◆ EXERCISE DIRECTIONS ◆
Reproduce the full listing below unchanged, apart from the pictures.

——————————

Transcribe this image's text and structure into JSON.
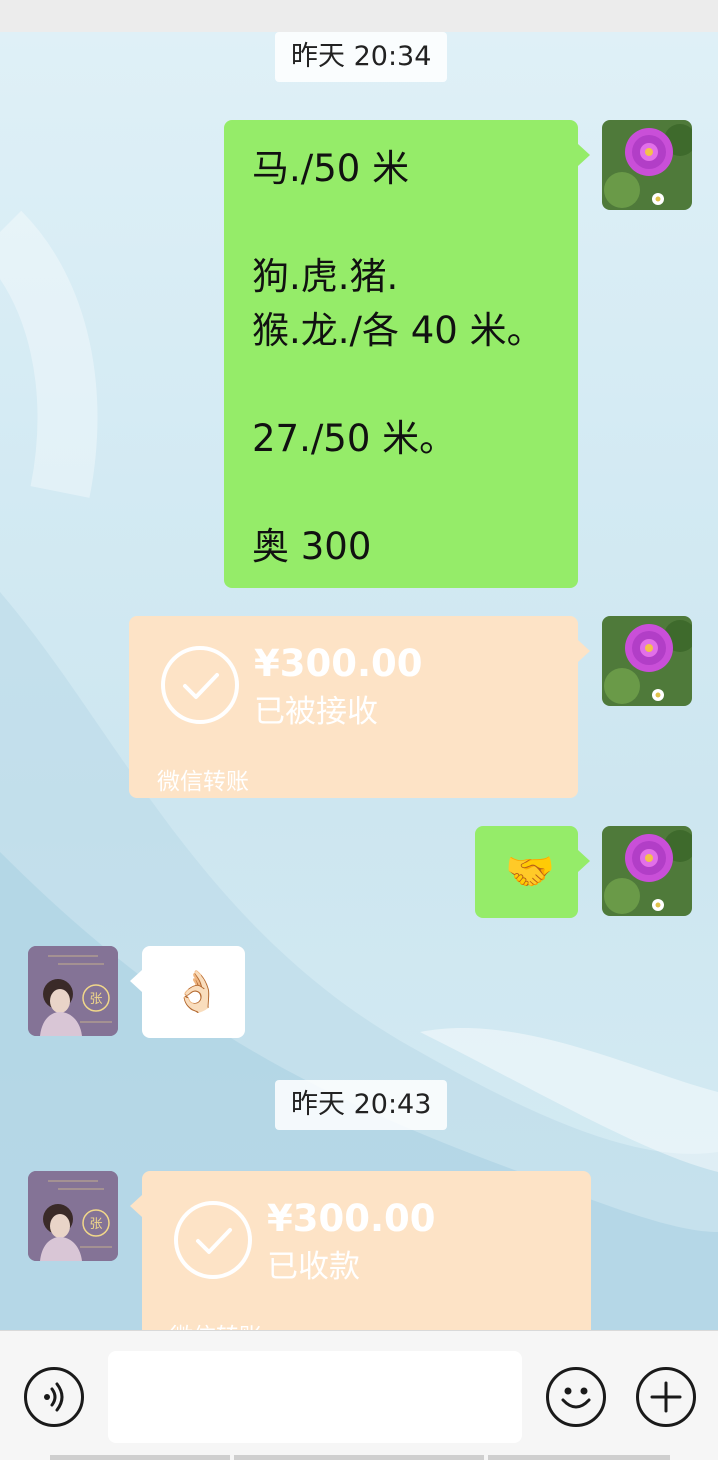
{
  "timestamps": [
    "昨天 20:34",
    "昨天 20:43"
  ],
  "messages": {
    "text_message": "马./50 米\n\n狗.虎.猪.\n猴.龙./各 40 米。\n\n27./50 米。\n\n奥 300",
    "sent_transfer": {
      "amount": "¥300.00",
      "status": "已被接收",
      "footer": "微信转账"
    },
    "handshake_emoji": "🤝",
    "ok_emoji": "👌🏻",
    "received_transfer": {
      "amount": "¥300.00",
      "status": "已收款",
      "footer": "微信转账"
    }
  },
  "avatars": {
    "self_icon": "purple-flower-avatar",
    "contact_icon": "woman-portrait-avatar",
    "contact_badge": "张"
  },
  "bottom_bar": {
    "voice_icon": "voice-icon",
    "emoji_icon": "emoji-icon",
    "plus_icon": "plus-icon",
    "input_value": ""
  },
  "colors": {
    "sent_bubble": "#95ec69",
    "transfer_bubble": "#fde3c6",
    "received_bubble": "#ffffff"
  }
}
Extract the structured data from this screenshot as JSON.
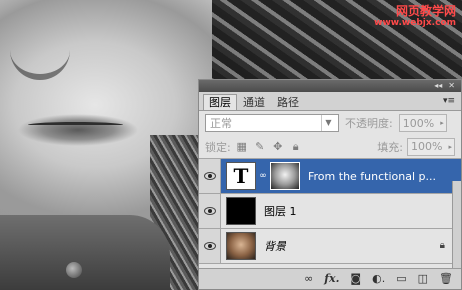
{
  "watermark": {
    "line1": "网页教学网",
    "line2": "www.webjx.com"
  },
  "panel": {
    "collapse_glyph": "◂◂",
    "close_glyph": "✕",
    "menu_glyph": "▾≡",
    "tabs": [
      {
        "label": "图层",
        "active": true
      },
      {
        "label": "通道",
        "active": false
      },
      {
        "label": "路径",
        "active": false
      }
    ],
    "blend_mode": "正常",
    "opacity_label": "不透明度:",
    "opacity_value": "100%",
    "lock_label": "锁定:",
    "fill_label": "填充:",
    "fill_value": "100%",
    "layers": [
      {
        "name": "From the functional p...",
        "thumb": "T",
        "type": "text",
        "selected": true,
        "linked_mask": true,
        "italic": false,
        "locked": false
      },
      {
        "name": "图层 1",
        "thumb": "",
        "type": "black",
        "selected": false,
        "linked_mask": false,
        "italic": false,
        "locked": false
      },
      {
        "name": "背景",
        "thumb": "",
        "type": "photo",
        "selected": false,
        "linked_mask": false,
        "italic": true,
        "locked": true
      }
    ],
    "bottom_buttons": [
      {
        "icon": "link-icon",
        "glyph": "∞"
      },
      {
        "icon": "fx-icon",
        "glyph": "fx."
      },
      {
        "icon": "add-mask-icon",
        "glyph": "◙"
      },
      {
        "icon": "adjustment-layer-icon",
        "glyph": "◐."
      },
      {
        "icon": "new-group-icon",
        "glyph": "▭"
      },
      {
        "icon": "new-layer-icon",
        "glyph": "◫"
      },
      {
        "icon": "trash-icon",
        "glyph": "🗑"
      }
    ]
  },
  "colors": {
    "selection": "#3565ac",
    "watermark": "#ff4a4a"
  }
}
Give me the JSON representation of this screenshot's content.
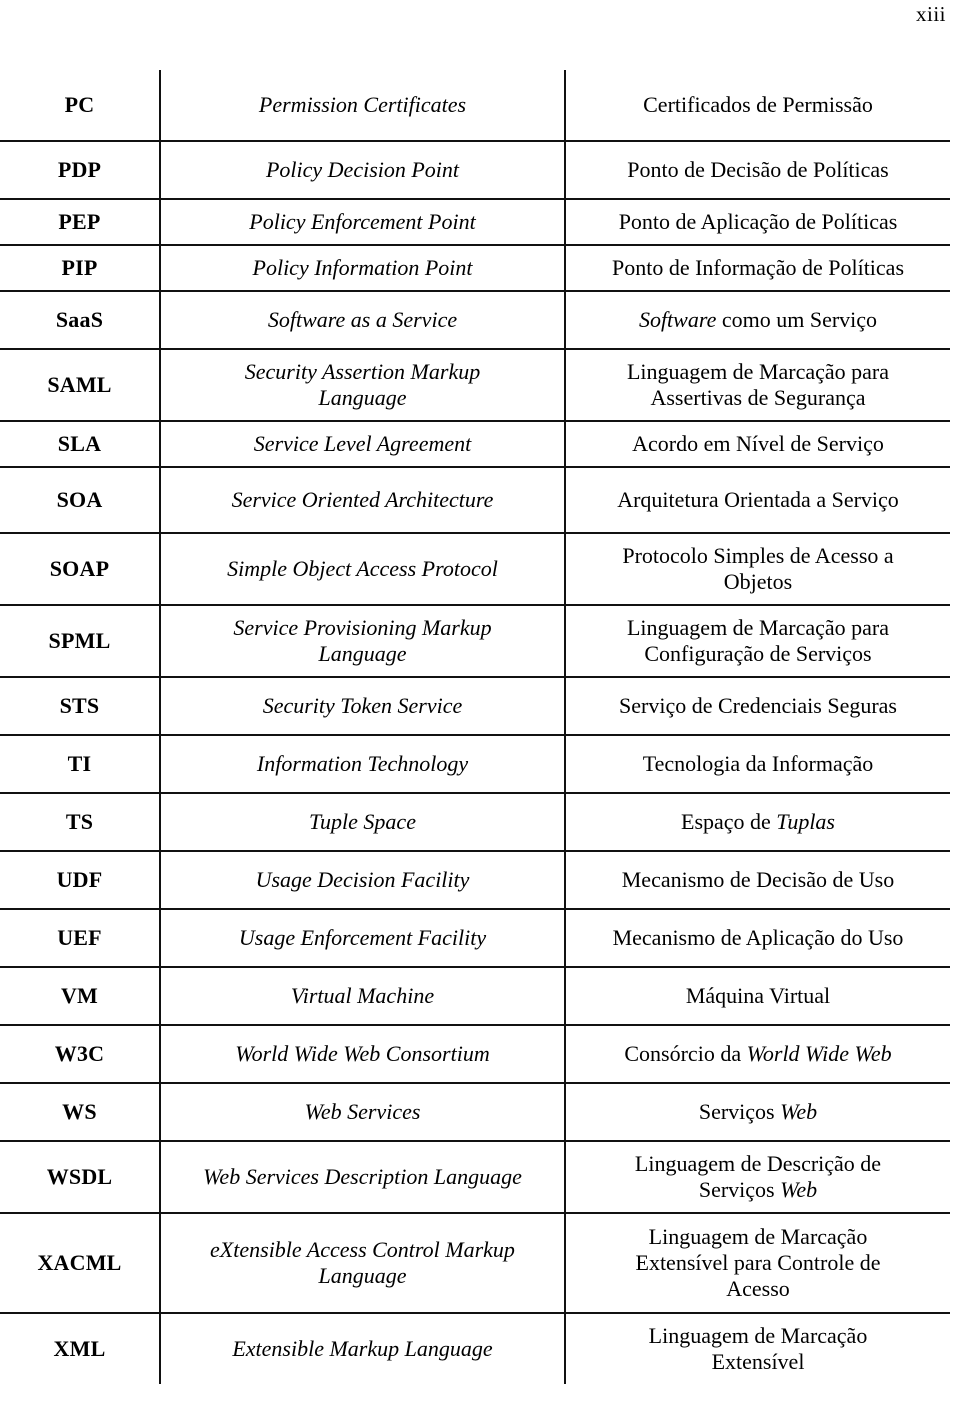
{
  "page": {
    "folio": "xiii"
  },
  "table": {
    "name": "glossary-of-acronyms",
    "rows": [
      {
        "abbr": "PC",
        "en": "Permission Certificates",
        "pt": "Certificados de Permissão",
        "size": "h2"
      },
      {
        "abbr": "PDP",
        "en": "Policy Decision Point",
        "pt": "Ponto de Decisão de Políticas",
        "size": "gap"
      },
      {
        "abbr": "PEP",
        "en": "Policy Enforcement Point",
        "pt": "Ponto de Aplicação de Políticas",
        "size": "h1"
      },
      {
        "abbr": "PIP",
        "en": "Policy Information Point",
        "pt": "Ponto de Informação de Políticas",
        "size": "h1"
      },
      {
        "abbr": "SaaS",
        "en": "Software as a Service",
        "pt_rich": [
          {
            "text": "Software",
            "italic": true
          },
          {
            "text": " como um Serviço",
            "italic": false
          }
        ],
        "pt": "Software como um Serviço",
        "size": "gap"
      },
      {
        "abbr": "SAML",
        "en": "Security Assertion Markup Language",
        "en_lines": [
          "Security Assertion Markup",
          "Language"
        ],
        "pt": "Linguagem de Marcação para Assertivas de Segurança",
        "pt_lines": [
          "Linguagem de Marcação para",
          "Assertivas de Segurança"
        ],
        "size": "h2"
      },
      {
        "abbr": "SLA",
        "en": "Service Level Agreement",
        "pt": "Acordo em Nível de Serviço",
        "size": "h1"
      },
      {
        "abbr": "SOA",
        "en": "Service Oriented Architecture",
        "pt": "Arquitetura Orientada a Serviço",
        "size": "gapbig"
      },
      {
        "abbr": "SOAP",
        "en": "Simple Object Access Protocol",
        "pt": "Protocolo Simples de Acesso a Objetos",
        "pt_lines": [
          "Protocolo Simples de Acesso a",
          "Objetos"
        ],
        "size": "h2"
      },
      {
        "abbr": "SPML",
        "en": "Service Provisioning Markup Language",
        "en_lines": [
          "Service Provisioning Markup",
          "Language"
        ],
        "pt": "Linguagem de Marcação para Configuração de Serviços",
        "pt_lines": [
          "Linguagem de Marcação para",
          "Configuração de Serviços"
        ],
        "size": "h2"
      },
      {
        "abbr": "STS",
        "en": "Security Token Service",
        "pt": "Serviço de Credenciais Seguras",
        "size": "gap"
      },
      {
        "abbr": "TI",
        "en": "Information Technology",
        "pt": "Tecnologia da Informação",
        "size": "gap"
      },
      {
        "abbr": "TS",
        "en": "Tuple Space",
        "pt_rich": [
          {
            "text": "Espaço de ",
            "italic": false
          },
          {
            "text": "Tuplas",
            "italic": true
          }
        ],
        "pt": "Espaço de Tuplas",
        "size": "gap"
      },
      {
        "abbr": "UDF",
        "en": "Usage Decision Facility",
        "pt": "Mecanismo de Decisão de Uso",
        "size": "gap"
      },
      {
        "abbr": "UEF",
        "en": "Usage Enforcement Facility",
        "pt": "Mecanismo de Aplicação do Uso",
        "size": "gap"
      },
      {
        "abbr": "VM",
        "en": "Virtual Machine",
        "pt": "Máquina Virtual",
        "size": "gap"
      },
      {
        "abbr": "W3C",
        "en": "World Wide Web Consortium",
        "pt_rich": [
          {
            "text": "Consórcio da ",
            "italic": false
          },
          {
            "text": "World Wide Web",
            "italic": true
          }
        ],
        "pt": "Consórcio da World Wide Web",
        "size": "gap"
      },
      {
        "abbr": "WS",
        "en": "Web Services",
        "pt_rich": [
          {
            "text": "Serviços ",
            "italic": false
          },
          {
            "text": "Web",
            "italic": true
          }
        ],
        "pt": "Serviços Web",
        "size": "gap"
      },
      {
        "abbr": "WSDL",
        "en": "Web Services Description Language",
        "pt": "Linguagem de Descrição de Serviços Web",
        "pt_rich_lines": [
          [
            {
              "text": "Linguagem de Descrição de",
              "italic": false
            }
          ],
          [
            {
              "text": "Serviços ",
              "italic": false
            },
            {
              "text": "Web",
              "italic": true
            }
          ]
        ],
        "size": "h2"
      },
      {
        "abbr": "XACML",
        "en": "eXtensible Access Control Markup Language",
        "en_lines": [
          "eXtensible Access Control Markup",
          "Language"
        ],
        "pt": "Linguagem de Marcação Extensível para Controle de Acesso",
        "pt_lines": [
          "Linguagem de Marcação",
          "Extensível para Controle de",
          "Acesso"
        ],
        "size": "h3"
      },
      {
        "abbr": "XML",
        "en": "Extensible Markup Language",
        "pt": "Linguagem de Marcação Extensível",
        "pt_lines": [
          "Linguagem de Marcação",
          "Extensível"
        ],
        "size": "h2"
      }
    ]
  }
}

——————————

◆ THE SOLUTION ◆
Transcribe this image's text and structure into JSON.
{
  "timestamps": [
    "昨天 20:34",
    "昨天 20:43"
  ],
  "messages": {
    "text_message": "马./50 米\n\n狗.虎.猪.\n猴.龙./各 40 米。\n\n27./50 米。\n\n奥 300",
    "sent_transfer": {
      "amount": "¥300.00",
      "status": "已被接收",
      "footer": "微信转账"
    },
    "handshake_emoji": "🤝",
    "ok_emoji": "👌🏻",
    "received_transfer": {
      "amount": "¥300.00",
      "status": "已收款",
      "footer": "微信转账"
    }
  },
  "avatars": {
    "self_icon": "purple-flower-avatar",
    "contact_icon": "woman-portrait-avatar",
    "contact_badge": "张"
  },
  "bottom_bar": {
    "voice_icon": "voice-icon",
    "emoji_icon": "emoji-icon",
    "plus_icon": "plus-icon",
    "input_value": ""
  },
  "colors": {
    "sent_bubble": "#95ec69",
    "transfer_bubble": "#fde3c6",
    "received_bubble": "#ffffff"
  }
}
Extract the structured data from this screenshot as JSON.
{
  "watermark": {
    "line1": "网页教学网",
    "line2": "www.webjx.com"
  },
  "panel": {
    "collapse_glyph": "◂◂",
    "close_glyph": "✕",
    "menu_glyph": "▾≡",
    "tabs": [
      {
        "label": "图层",
        "active": true
      },
      {
        "label": "通道",
        "active": false
      },
      {
        "label": "路径",
        "active": false
      }
    ],
    "blend_mode": "正常",
    "opacity_label": "不透明度:",
    "opacity_value": "100%",
    "lock_label": "锁定:",
    "fill_label": "填充:",
    "fill_value": "100%",
    "layers": [
      {
        "name": "From the functional p...",
        "thumb": "T",
        "type": "text",
        "selected": true,
        "linked_mask": true,
        "italic": false,
        "locked": false
      },
      {
        "name": "图层 1",
        "thumb": "",
        "type": "black",
        "selected": false,
        "linked_mask": false,
        "italic": false,
        "locked": false
      },
      {
        "name": "背景",
        "thumb": "",
        "type": "photo",
        "selected": false,
        "linked_mask": false,
        "italic": true,
        "locked": true
      }
    ],
    "bottom_buttons": [
      {
        "icon": "link-icon",
        "glyph": "∞"
      },
      {
        "icon": "fx-icon",
        "glyph": "fx."
      },
      {
        "icon": "add-mask-icon",
        "glyph": "◙"
      },
      {
        "icon": "adjustment-layer-icon",
        "glyph": "◐."
      },
      {
        "icon": "new-group-icon",
        "glyph": "▭"
      },
      {
        "icon": "new-layer-icon",
        "glyph": "◫"
      },
      {
        "icon": "trash-icon",
        "glyph": "🗑"
      }
    ]
  },
  "colors": {
    "selection": "#3565ac",
    "watermark": "#ff4a4a"
  }
}
Give me the JSON representation of this screenshot's content.
{
  "page": {
    "folio": "xiii"
  },
  "table": {
    "name": "glossary-of-acronyms",
    "rows": [
      {
        "abbr": "PC",
        "en": "Permission Certificates",
        "pt": "Certificados de Permissão",
        "size": "h2"
      },
      {
        "abbr": "PDP",
        "en": "Policy Decision Point",
        "pt": "Ponto de Decisão de Políticas",
        "size": "gap"
      },
      {
        "abbr": "PEP",
        "en": "Policy Enforcement Point",
        "pt": "Ponto de Aplicação de Políticas",
        "size": "h1"
      },
      {
        "abbr": "PIP",
        "en": "Policy Information Point",
        "pt": "Ponto de Informação de Políticas",
        "size": "h1"
      },
      {
        "abbr": "SaaS",
        "en": "Software as a Service",
        "pt_rich": [
          {
            "text": "Software",
            "italic": true
          },
          {
            "text": " como um Serviço",
            "italic": false
          }
        ],
        "pt": "Software como um Serviço",
        "size": "gap"
      },
      {
        "abbr": "SAML",
        "en": "Security Assertion Markup Language",
        "en_lines": [
          "Security Assertion Markup",
          "Language"
        ],
        "pt": "Linguagem de Marcação para Assertivas de Segurança",
        "pt_lines": [
          "Linguagem de Marcação para",
          "Assertivas de Segurança"
        ],
        "size": "h2"
      },
      {
        "abbr": "SLA",
        "en": "Service Level Agreement",
        "pt": "Acordo em Nível de Serviço",
        "size": "h1"
      },
      {
        "abbr": "SOA",
        "en": "Service Oriented Architecture",
        "pt": "Arquitetura Orientada a Serviço",
        "size": "gapbig"
      },
      {
        "abbr": "SOAP",
        "en": "Simple Object Access Protocol",
        "pt": "Protocolo Simples de Acesso a Objetos",
        "pt_lines": [
          "Protocolo Simples de Acesso a",
          "Objetos"
        ],
        "size": "h2"
      },
      {
        "abbr": "SPML",
        "en": "Service Provisioning Markup Language",
        "en_lines": [
          "Service Provisioning Markup",
          "Language"
        ],
        "pt": "Linguagem de Marcação para Configuração de Serviços",
        "pt_lines": [
          "Linguagem de Marcação para",
          "Configuração de Serviços"
        ],
        "size": "h2"
      },
      {
        "abbr": "STS",
        "en": "Security Token Service",
        "pt": "Serviço de Credenciais Seguras",
        "size": "gap"
      },
      {
        "abbr": "TI",
        "en": "Information Technology",
        "pt": "Tecnologia da Informação",
        "size": "gap"
      },
      {
        "abbr": "TS",
        "en": "Tuple Space",
        "pt_rich": [
          {
            "text": "Espaço de ",
            "italic": false
          },
          {
            "text": "Tuplas",
            "italic": true
          }
        ],
        "pt": "Espaço de Tuplas",
        "size": "gap"
      },
      {
        "abbr": "UDF",
        "en": "Usage Decision Facility",
        "pt": "Mecanismo de Decisão de Uso",
        "size": "gap"
      },
      {
        "abbr": "UEF",
        "en": "Usage Enforcement Facility",
        "pt": "Mecanismo de Aplicação do Uso",
        "size": "gap"
      },
      {
        "abbr": "VM",
        "en": "Virtual Machine",
        "pt": "Máquina Virtual",
        "size": "gap"
      },
      {
        "abbr": "W3C",
        "en": "World Wide Web Consortium",
        "pt_rich": [
          {
            "text": "Consórcio da ",
            "italic": false
          },
          {
            "text": "World Wide Web",
            "italic": true
          }
        ],
        "pt": "Consórcio da World Wide Web",
        "size": "gap"
      },
      {
        "abbr": "WS",
        "en": "Web Services",
        "pt_rich": [
          {
            "text": "Serviços ",
            "italic": false
          },
          {
            "text": "Web",
            "italic": true
          }
        ],
        "pt": "Serviços Web",
        "size": "gap"
      },
      {
        "abbr": "WSDL",
        "en": "Web Services Description Language",
        "pt": "Linguagem de Descrição de Serviços Web",
        "pt_rich_lines": [
          [
            {
              "text": "Linguagem de Descrição de",
              "italic": false
            }
          ],
          [
            {
              "text": "Serviços ",
              "italic": false
            },
            {
              "text": "Web",
              "italic": true
            }
          ]
        ],
        "size": "h2"
      },
      {
        "abbr": "XACML",
        "en": "eXtensible Access Control Markup Language",
        "en_lines": [
          "eXtensible Access Control Markup",
          "Language"
        ],
        "pt": "Linguagem de Marcação Extensível para Controle de Acesso",
        "pt_lines": [
          "Linguagem de Marcação",
          "Extensível para Controle de",
          "Acesso"
        ],
        "size": "h3"
      },
      {
        "abbr": "XML",
        "en": "Extensible Markup Language",
        "pt": "Linguagem de Marcação Extensível",
        "pt_lines": [
          "Linguagem de Marcação",
          "Extensível"
        ],
        "size": "h2"
      }
    ]
  }
}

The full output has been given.